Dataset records
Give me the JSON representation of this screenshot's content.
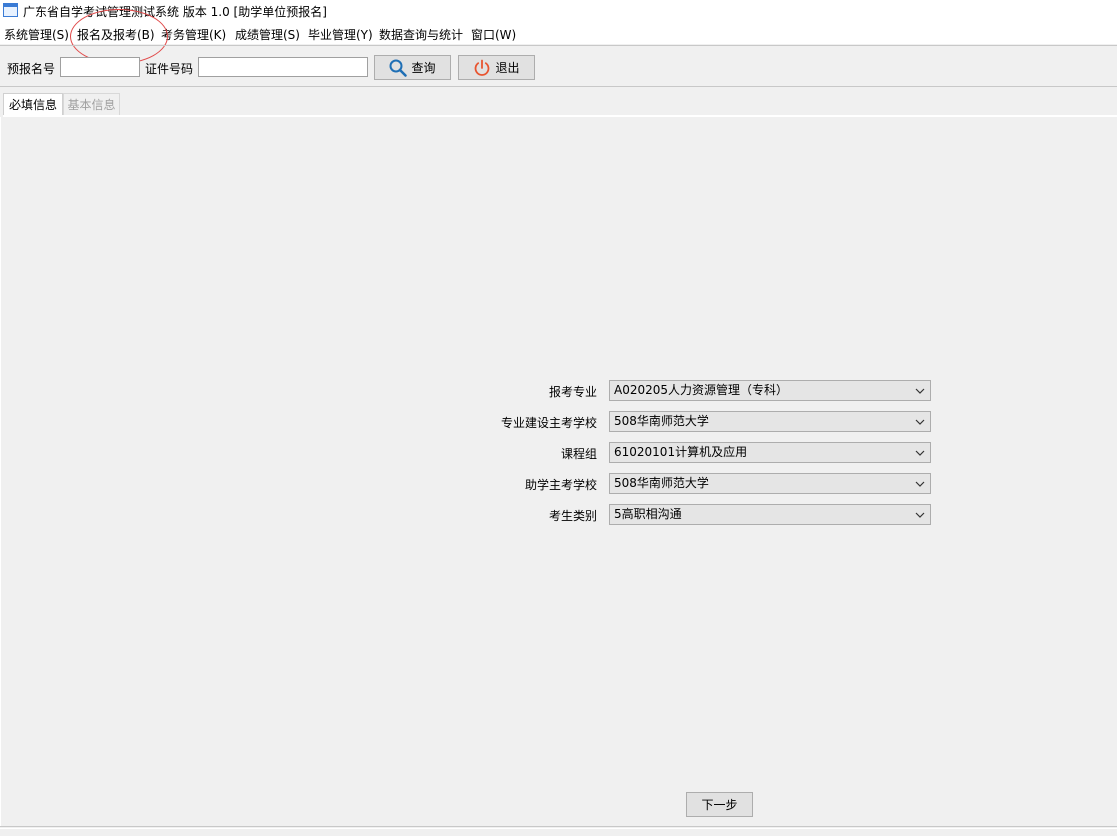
{
  "window": {
    "title": "广东省自学考试管理测试系统 版本 1.0 [助学单位预报名]"
  },
  "menu": {
    "items": [
      {
        "label": "系统管理(S)"
      },
      {
        "label": "报名及报考(B)"
      },
      {
        "label": "考务管理(K)"
      },
      {
        "label": "成绩管理(S)"
      },
      {
        "label": "毕业管理(Y)"
      },
      {
        "label": "数据查询与统计"
      },
      {
        "label": "窗口(W)"
      }
    ]
  },
  "toolbar": {
    "prereg_label": "预报名号",
    "prereg_value": "",
    "id_label": "证件号码",
    "id_value": "",
    "query_label": "查询",
    "exit_label": "退出"
  },
  "tabs": [
    {
      "label": "必填信息",
      "active": true
    },
    {
      "label": "基本信息",
      "active": false
    }
  ],
  "form": {
    "fields": [
      {
        "label": "报考专业",
        "value": "A020205人力资源管理（专科）"
      },
      {
        "label": "专业建设主考学校",
        "value": "508华南师范大学"
      },
      {
        "label": "课程组",
        "value": "61020101计算机及应用"
      },
      {
        "label": "助学主考学校",
        "value": "508华南师范大学"
      },
      {
        "label": "考生类别",
        "value": "5高职相沟通"
      }
    ],
    "next_label": "下一步"
  },
  "colors": {
    "window_bg": "#f0f0f0",
    "annotation": "#e14b4b",
    "query_icon": "#1f6fb5",
    "exit_icon": "#e8542f"
  },
  "icons": {
    "app": "app-window-icon",
    "query": "search-icon",
    "exit": "power-icon",
    "dropdown": "chevron-down-icon"
  }
}
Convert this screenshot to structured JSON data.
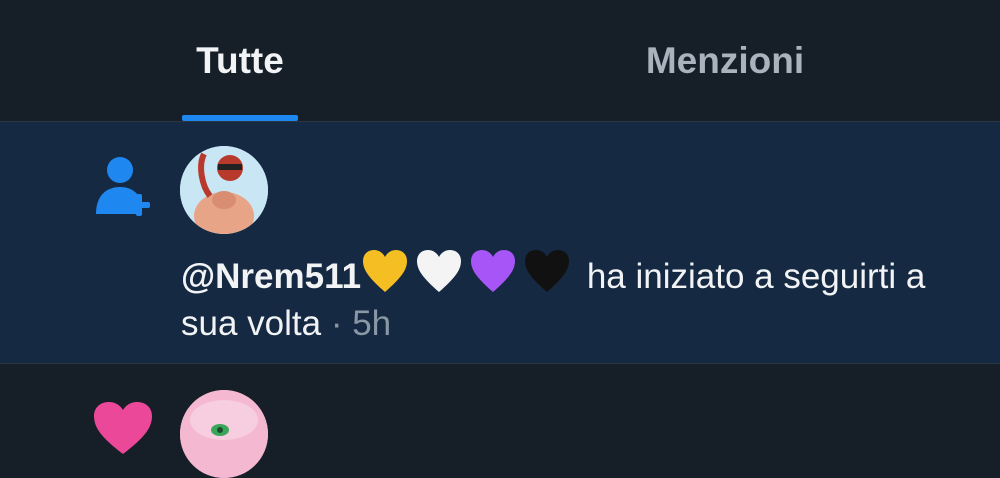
{
  "tabs": {
    "all_label": "Tutte",
    "mentions_label": "Menzioni",
    "active": "Tutte"
  },
  "notifications": [
    {
      "type": "follow",
      "icon": "person-add-icon",
      "username": "@Nrem511",
      "username_emojis": [
        "yellow-heart",
        "white-heart",
        "purple-heart",
        "black-heart"
      ],
      "action": "ha iniziato a seguirti a sua volta",
      "separator": "·",
      "time": "5h",
      "unread": true
    },
    {
      "type": "like",
      "icon": "heart-icon"
    }
  ],
  "colors": {
    "background": "#161e27",
    "unread_background": "#162942",
    "accent": "#1f88f0",
    "like": "#ec4899",
    "text_primary": "#f1f3f5",
    "text_secondary": "#8a97a5"
  }
}
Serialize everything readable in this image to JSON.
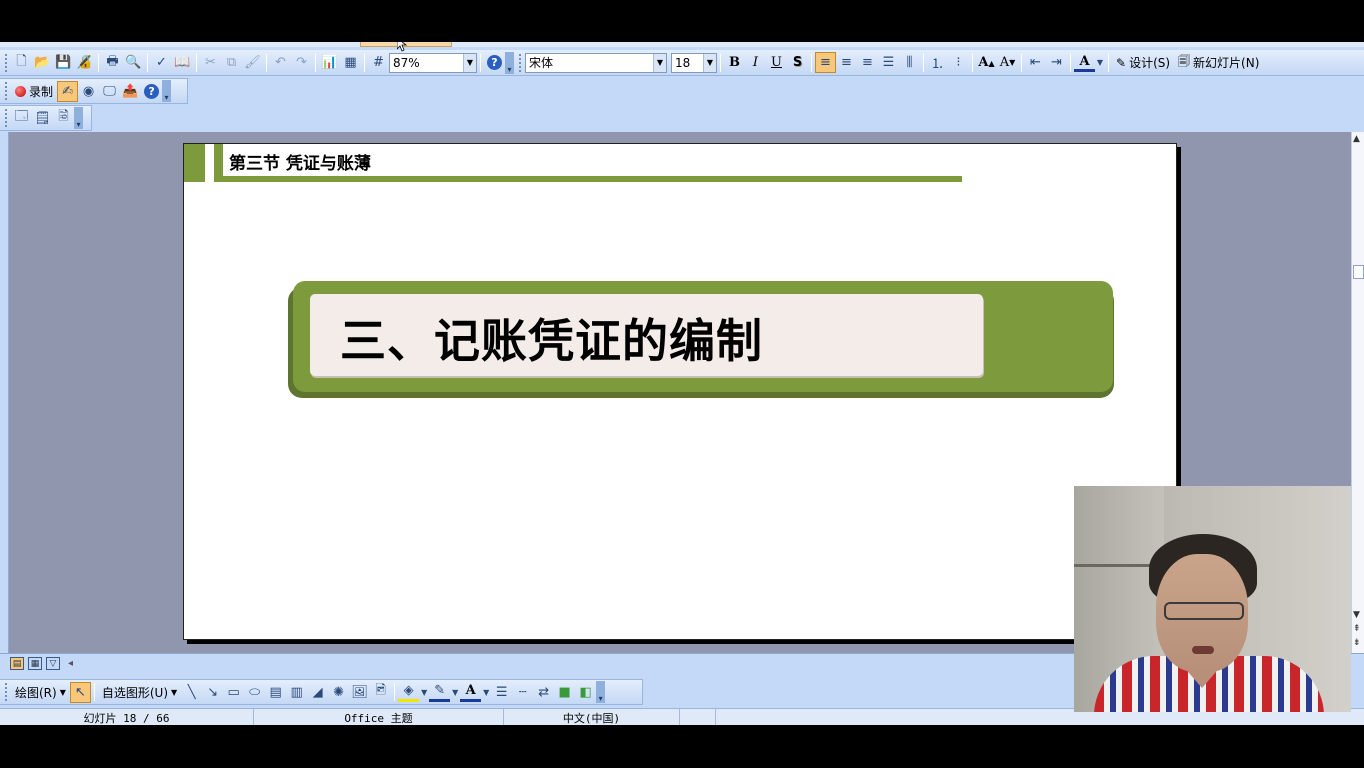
{
  "toolbar_standard": {
    "zoom": "87%",
    "font_name": "宋体",
    "font_size": "18",
    "bold": "B",
    "italic": "I",
    "underline": "U",
    "shadow": "S",
    "grow_font": "A",
    "shrink_font": "A",
    "font_color": "A",
    "design_label": "设计(S)",
    "new_slide_label": "新幻灯片(N)"
  },
  "toolbar_record": {
    "record_label": "录制"
  },
  "slide": {
    "header_title": "第三节 凭证与账薄",
    "banner_title": "三、记账凭证的编制"
  },
  "drawing_toolbar": {
    "draw_label": "绘图(R)",
    "autoshapes_label": "自选图形(U)"
  },
  "status_bar": {
    "slide_indicator": "幻灯片 18 / 66",
    "theme": "Office 主题",
    "language": "中文(中国)"
  },
  "colors": {
    "accent_green": "#7d9a3d",
    "banner_inner": "#f3ece8",
    "toolbar_blue": "#c3d9f7"
  }
}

§ Set task: List every line from the entries above in which "active" appears.

§ Final result:
      "active": true
      "active": false
    "active": "Tutte"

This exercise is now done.